[Begin]
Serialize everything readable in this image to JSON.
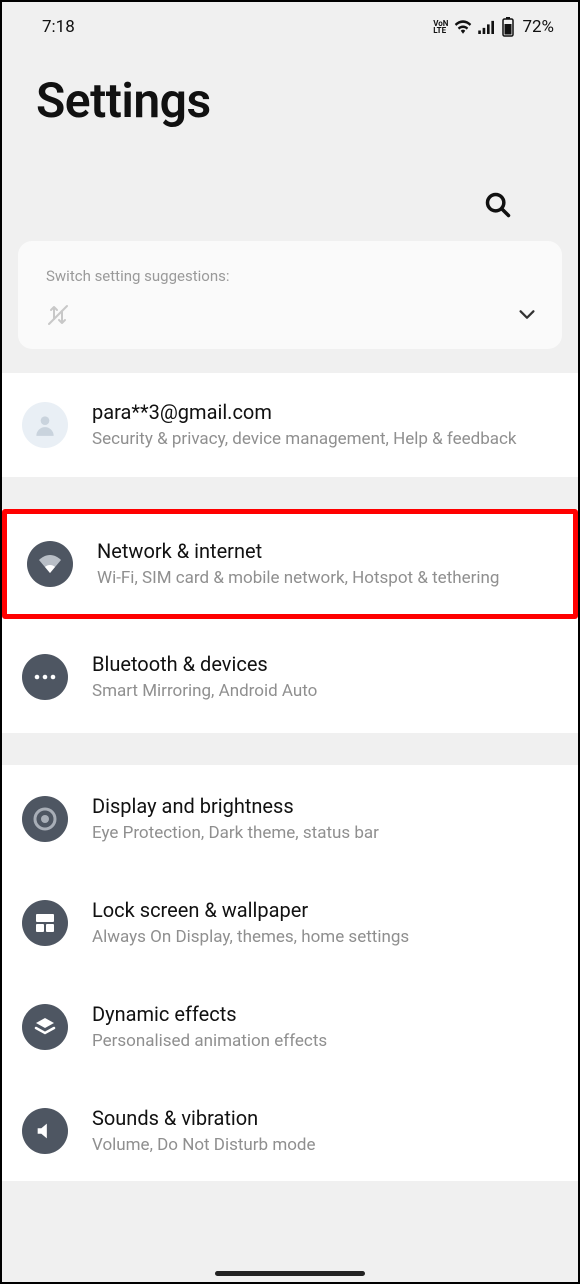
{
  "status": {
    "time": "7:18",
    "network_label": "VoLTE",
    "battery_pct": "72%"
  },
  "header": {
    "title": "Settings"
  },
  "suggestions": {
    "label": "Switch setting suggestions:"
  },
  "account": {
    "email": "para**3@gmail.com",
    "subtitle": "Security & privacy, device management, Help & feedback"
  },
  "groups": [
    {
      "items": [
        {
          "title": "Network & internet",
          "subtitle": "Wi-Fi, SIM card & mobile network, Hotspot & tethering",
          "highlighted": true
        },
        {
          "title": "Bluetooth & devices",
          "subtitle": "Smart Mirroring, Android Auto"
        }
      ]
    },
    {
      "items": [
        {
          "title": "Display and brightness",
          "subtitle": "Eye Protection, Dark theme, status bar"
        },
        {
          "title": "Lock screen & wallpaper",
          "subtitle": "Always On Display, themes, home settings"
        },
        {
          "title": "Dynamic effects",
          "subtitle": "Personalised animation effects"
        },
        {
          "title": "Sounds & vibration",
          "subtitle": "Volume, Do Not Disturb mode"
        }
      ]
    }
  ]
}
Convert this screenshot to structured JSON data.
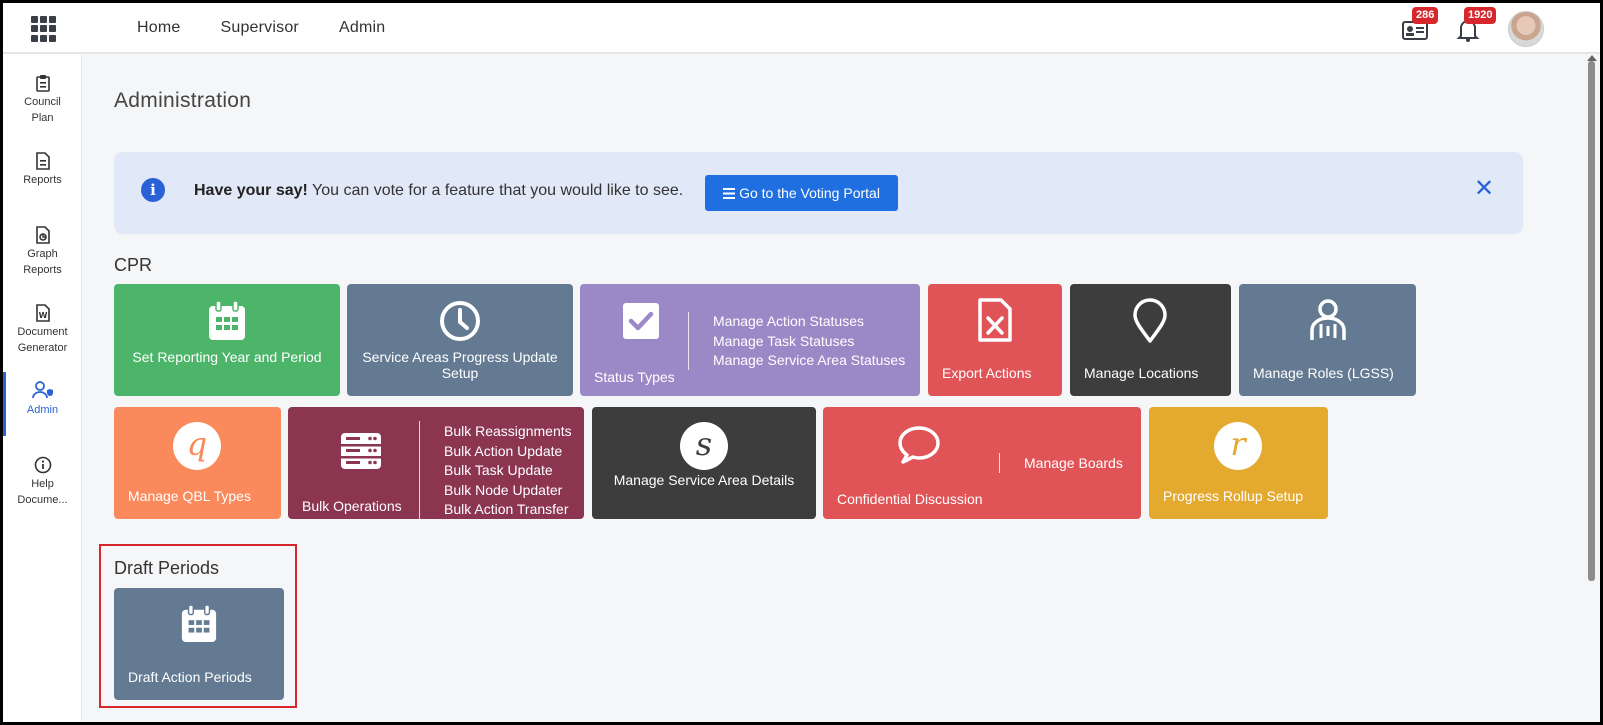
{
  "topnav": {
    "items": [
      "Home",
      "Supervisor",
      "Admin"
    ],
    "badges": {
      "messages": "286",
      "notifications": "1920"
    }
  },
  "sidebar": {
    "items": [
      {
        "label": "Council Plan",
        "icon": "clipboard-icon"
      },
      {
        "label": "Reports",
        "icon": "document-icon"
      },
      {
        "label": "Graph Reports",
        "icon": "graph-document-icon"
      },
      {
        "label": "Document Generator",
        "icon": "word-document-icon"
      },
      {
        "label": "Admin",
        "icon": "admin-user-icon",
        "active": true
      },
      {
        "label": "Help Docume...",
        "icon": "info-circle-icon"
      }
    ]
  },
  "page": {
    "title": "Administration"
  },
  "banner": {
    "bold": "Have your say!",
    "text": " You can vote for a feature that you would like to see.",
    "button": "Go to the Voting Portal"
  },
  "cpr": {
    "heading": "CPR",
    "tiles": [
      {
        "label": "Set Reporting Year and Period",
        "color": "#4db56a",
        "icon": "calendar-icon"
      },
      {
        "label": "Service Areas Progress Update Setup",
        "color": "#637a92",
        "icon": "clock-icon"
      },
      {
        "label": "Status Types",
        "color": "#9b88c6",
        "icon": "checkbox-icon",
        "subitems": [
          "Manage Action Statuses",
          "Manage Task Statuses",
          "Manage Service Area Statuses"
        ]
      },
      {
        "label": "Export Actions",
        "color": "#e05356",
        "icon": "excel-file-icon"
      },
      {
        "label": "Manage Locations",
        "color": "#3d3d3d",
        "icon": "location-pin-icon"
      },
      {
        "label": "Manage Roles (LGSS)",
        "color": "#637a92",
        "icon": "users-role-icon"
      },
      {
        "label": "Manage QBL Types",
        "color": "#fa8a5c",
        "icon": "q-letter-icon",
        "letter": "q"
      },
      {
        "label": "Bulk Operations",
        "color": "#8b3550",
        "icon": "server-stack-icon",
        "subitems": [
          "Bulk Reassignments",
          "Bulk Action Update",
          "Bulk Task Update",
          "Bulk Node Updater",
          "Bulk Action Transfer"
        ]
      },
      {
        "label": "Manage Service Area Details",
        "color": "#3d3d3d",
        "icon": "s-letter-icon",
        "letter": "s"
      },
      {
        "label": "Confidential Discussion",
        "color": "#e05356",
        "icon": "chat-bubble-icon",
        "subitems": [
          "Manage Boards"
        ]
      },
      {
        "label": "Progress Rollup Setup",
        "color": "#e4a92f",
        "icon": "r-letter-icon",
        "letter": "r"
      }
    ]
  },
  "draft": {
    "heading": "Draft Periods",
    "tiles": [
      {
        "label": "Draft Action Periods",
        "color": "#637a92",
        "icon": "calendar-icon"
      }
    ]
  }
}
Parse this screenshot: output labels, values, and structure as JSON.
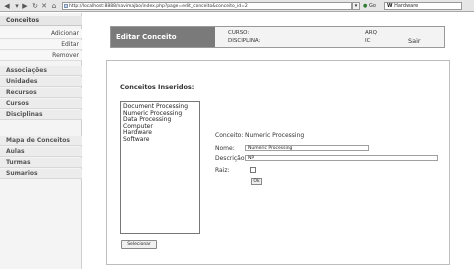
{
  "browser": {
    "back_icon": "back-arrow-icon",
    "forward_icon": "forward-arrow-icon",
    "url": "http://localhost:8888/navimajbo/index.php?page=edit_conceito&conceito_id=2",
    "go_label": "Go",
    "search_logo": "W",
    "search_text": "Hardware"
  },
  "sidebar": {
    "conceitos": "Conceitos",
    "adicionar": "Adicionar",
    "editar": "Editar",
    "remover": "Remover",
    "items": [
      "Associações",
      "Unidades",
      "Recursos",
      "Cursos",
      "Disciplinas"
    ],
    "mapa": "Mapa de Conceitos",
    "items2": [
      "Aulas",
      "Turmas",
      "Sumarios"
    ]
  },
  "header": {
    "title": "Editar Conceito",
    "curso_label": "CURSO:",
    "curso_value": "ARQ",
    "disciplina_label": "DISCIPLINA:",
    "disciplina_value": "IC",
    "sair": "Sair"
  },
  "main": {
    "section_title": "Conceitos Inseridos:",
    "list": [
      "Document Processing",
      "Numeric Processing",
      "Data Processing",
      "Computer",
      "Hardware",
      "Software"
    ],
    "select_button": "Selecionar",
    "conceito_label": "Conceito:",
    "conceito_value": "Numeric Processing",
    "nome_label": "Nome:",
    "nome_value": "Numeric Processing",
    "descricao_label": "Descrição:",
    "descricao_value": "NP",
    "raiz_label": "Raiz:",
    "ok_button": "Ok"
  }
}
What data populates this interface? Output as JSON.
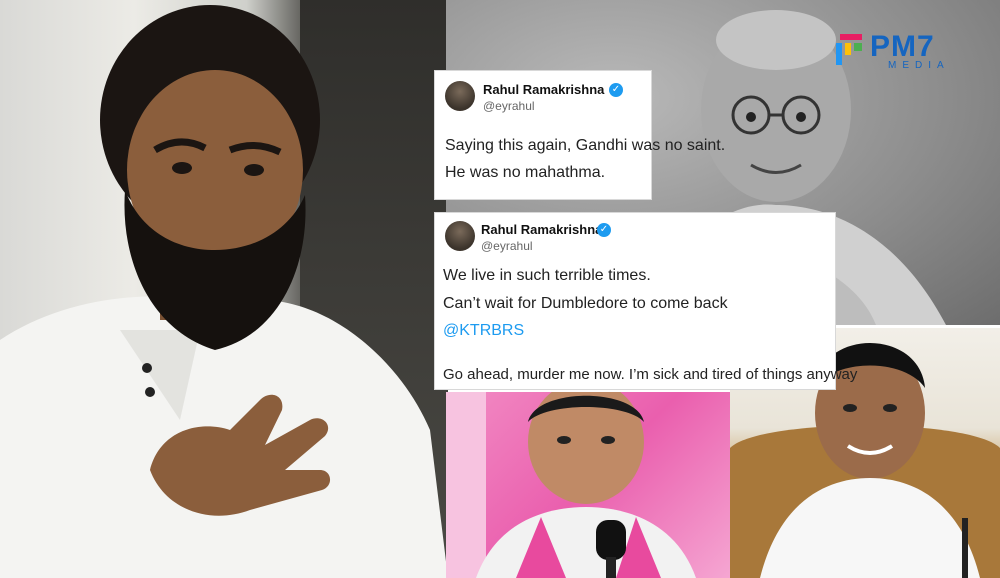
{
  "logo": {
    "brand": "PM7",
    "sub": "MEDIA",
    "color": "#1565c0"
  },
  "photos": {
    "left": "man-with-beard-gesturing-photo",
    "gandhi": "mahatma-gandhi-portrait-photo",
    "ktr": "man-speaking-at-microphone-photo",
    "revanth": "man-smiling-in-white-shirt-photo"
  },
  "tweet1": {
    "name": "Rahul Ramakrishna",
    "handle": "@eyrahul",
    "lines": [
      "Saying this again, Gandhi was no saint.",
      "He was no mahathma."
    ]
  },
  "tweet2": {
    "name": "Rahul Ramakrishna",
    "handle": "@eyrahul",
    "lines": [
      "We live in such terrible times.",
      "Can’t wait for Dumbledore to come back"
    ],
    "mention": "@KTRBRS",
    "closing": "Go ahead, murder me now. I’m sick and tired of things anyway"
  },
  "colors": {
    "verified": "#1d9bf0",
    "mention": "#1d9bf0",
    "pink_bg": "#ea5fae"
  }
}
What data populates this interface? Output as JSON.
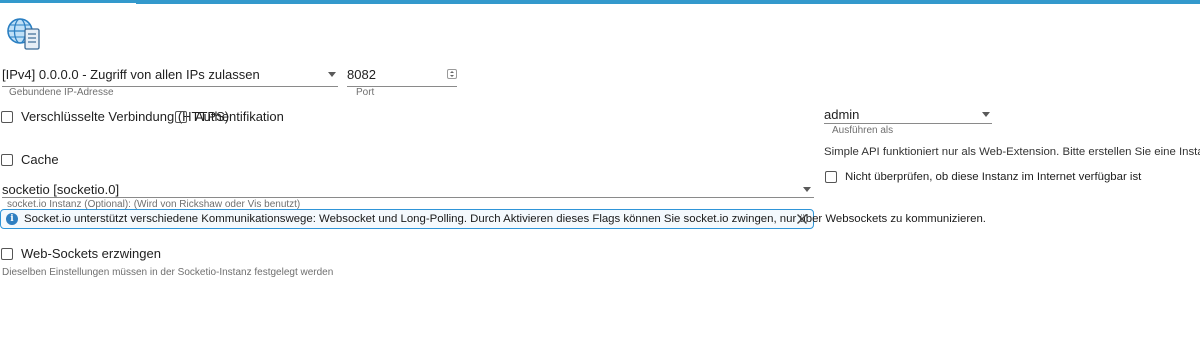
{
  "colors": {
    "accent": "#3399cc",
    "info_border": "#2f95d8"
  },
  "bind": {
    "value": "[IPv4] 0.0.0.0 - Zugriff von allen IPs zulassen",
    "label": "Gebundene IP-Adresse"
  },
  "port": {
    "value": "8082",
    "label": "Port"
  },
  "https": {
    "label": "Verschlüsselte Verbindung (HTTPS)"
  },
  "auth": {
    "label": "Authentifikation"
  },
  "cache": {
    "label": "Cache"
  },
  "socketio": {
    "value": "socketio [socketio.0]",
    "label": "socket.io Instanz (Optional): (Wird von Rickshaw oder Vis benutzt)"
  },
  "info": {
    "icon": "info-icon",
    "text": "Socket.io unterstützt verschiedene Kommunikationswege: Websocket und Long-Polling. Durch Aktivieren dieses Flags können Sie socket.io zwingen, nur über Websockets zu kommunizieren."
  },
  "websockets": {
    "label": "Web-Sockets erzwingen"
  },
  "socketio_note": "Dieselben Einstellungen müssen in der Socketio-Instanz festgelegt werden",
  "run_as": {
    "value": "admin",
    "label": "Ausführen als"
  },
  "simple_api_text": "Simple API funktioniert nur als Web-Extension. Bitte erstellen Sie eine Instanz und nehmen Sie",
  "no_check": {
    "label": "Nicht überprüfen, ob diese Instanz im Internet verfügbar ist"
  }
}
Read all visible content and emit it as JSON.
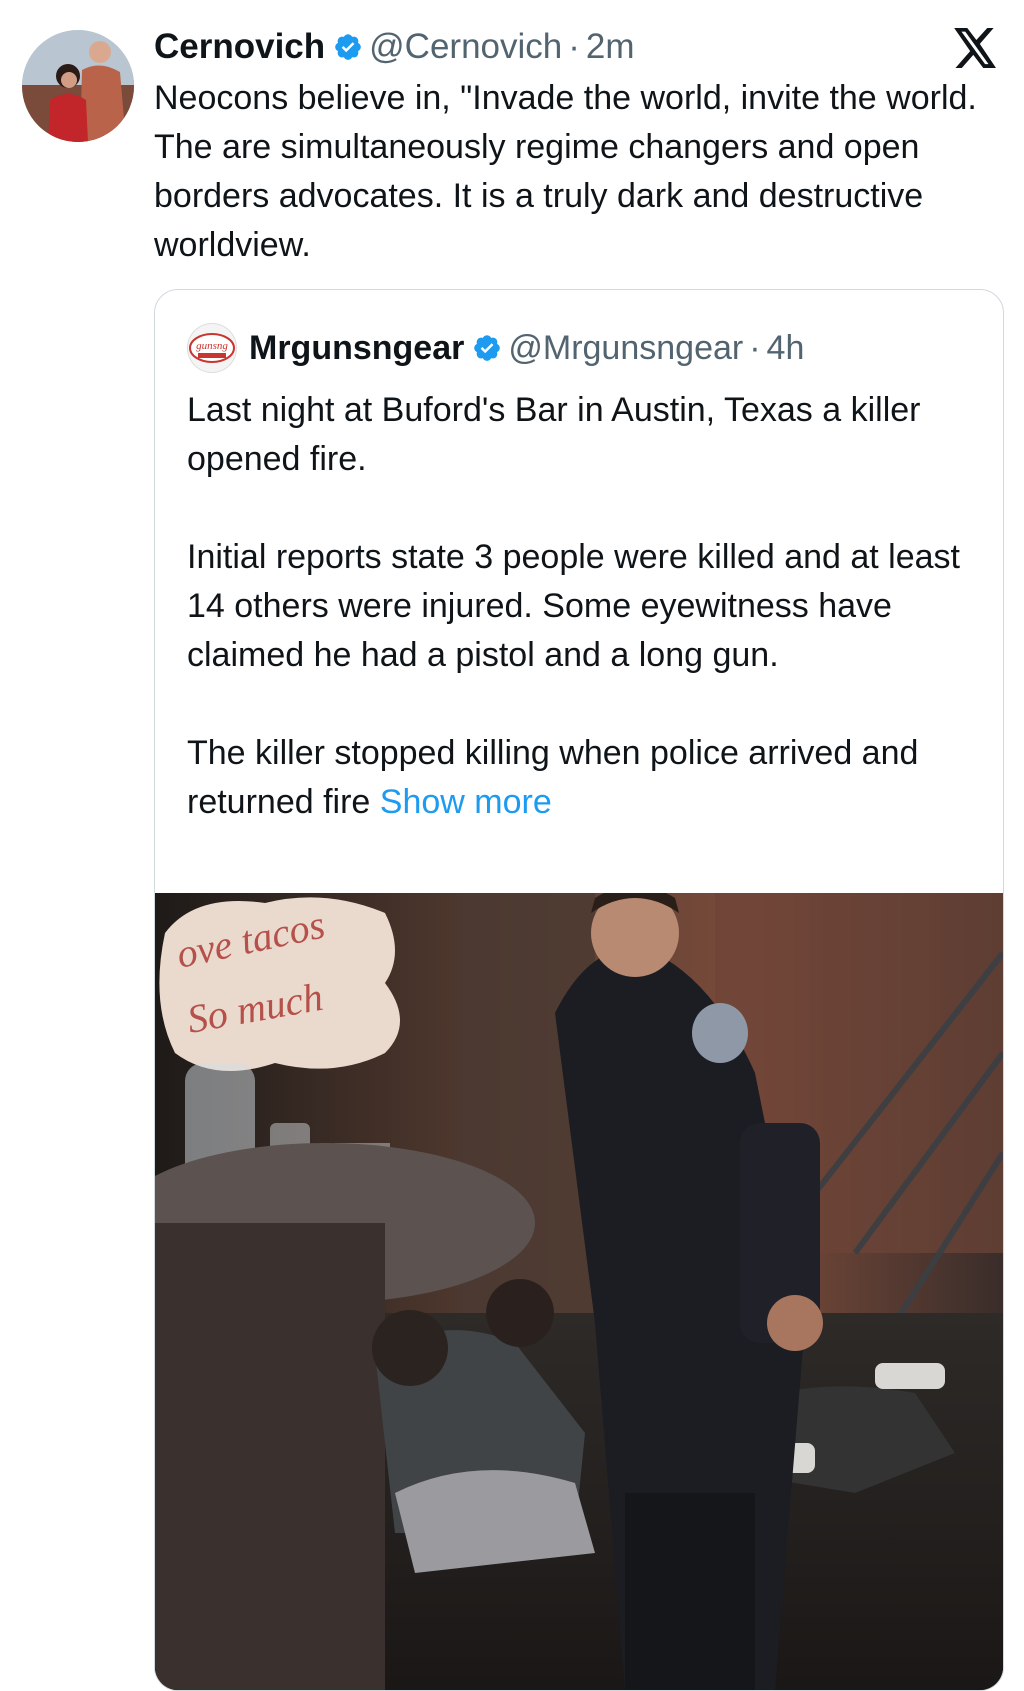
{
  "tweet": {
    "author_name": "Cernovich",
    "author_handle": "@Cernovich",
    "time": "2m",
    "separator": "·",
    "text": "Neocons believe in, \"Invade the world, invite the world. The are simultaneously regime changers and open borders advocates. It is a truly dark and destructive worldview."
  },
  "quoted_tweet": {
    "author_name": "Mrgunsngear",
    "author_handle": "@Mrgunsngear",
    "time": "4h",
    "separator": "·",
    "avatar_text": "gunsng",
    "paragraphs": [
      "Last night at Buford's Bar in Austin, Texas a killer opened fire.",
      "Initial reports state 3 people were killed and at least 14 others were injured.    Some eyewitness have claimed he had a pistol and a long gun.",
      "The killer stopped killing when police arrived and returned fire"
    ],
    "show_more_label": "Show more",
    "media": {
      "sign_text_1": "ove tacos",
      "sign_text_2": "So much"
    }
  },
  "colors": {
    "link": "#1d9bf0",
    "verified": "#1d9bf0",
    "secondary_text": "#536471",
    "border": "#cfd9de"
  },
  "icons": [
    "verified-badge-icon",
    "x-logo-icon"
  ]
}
[End]
(STATED PROBLEM) Look through the entries and find each line that has the string "Instanz". Copy those lines.

(SOLUTION)
    "label": "socket.io Instanz (Optional): (Wird von Rickshaw oder Vis benutzt)"
  "socketio_note": "Dieselben Einstellungen müssen in der Socketio-Instanz festgelegt werden",
  "simple_api_text": "Simple API funktioniert nur als Web-Extension. Bitte erstellen Sie eine Instanz und nehmen Sie",
    "label": "Nicht überprüfen, ob diese Instanz im Internet verfügbar ist"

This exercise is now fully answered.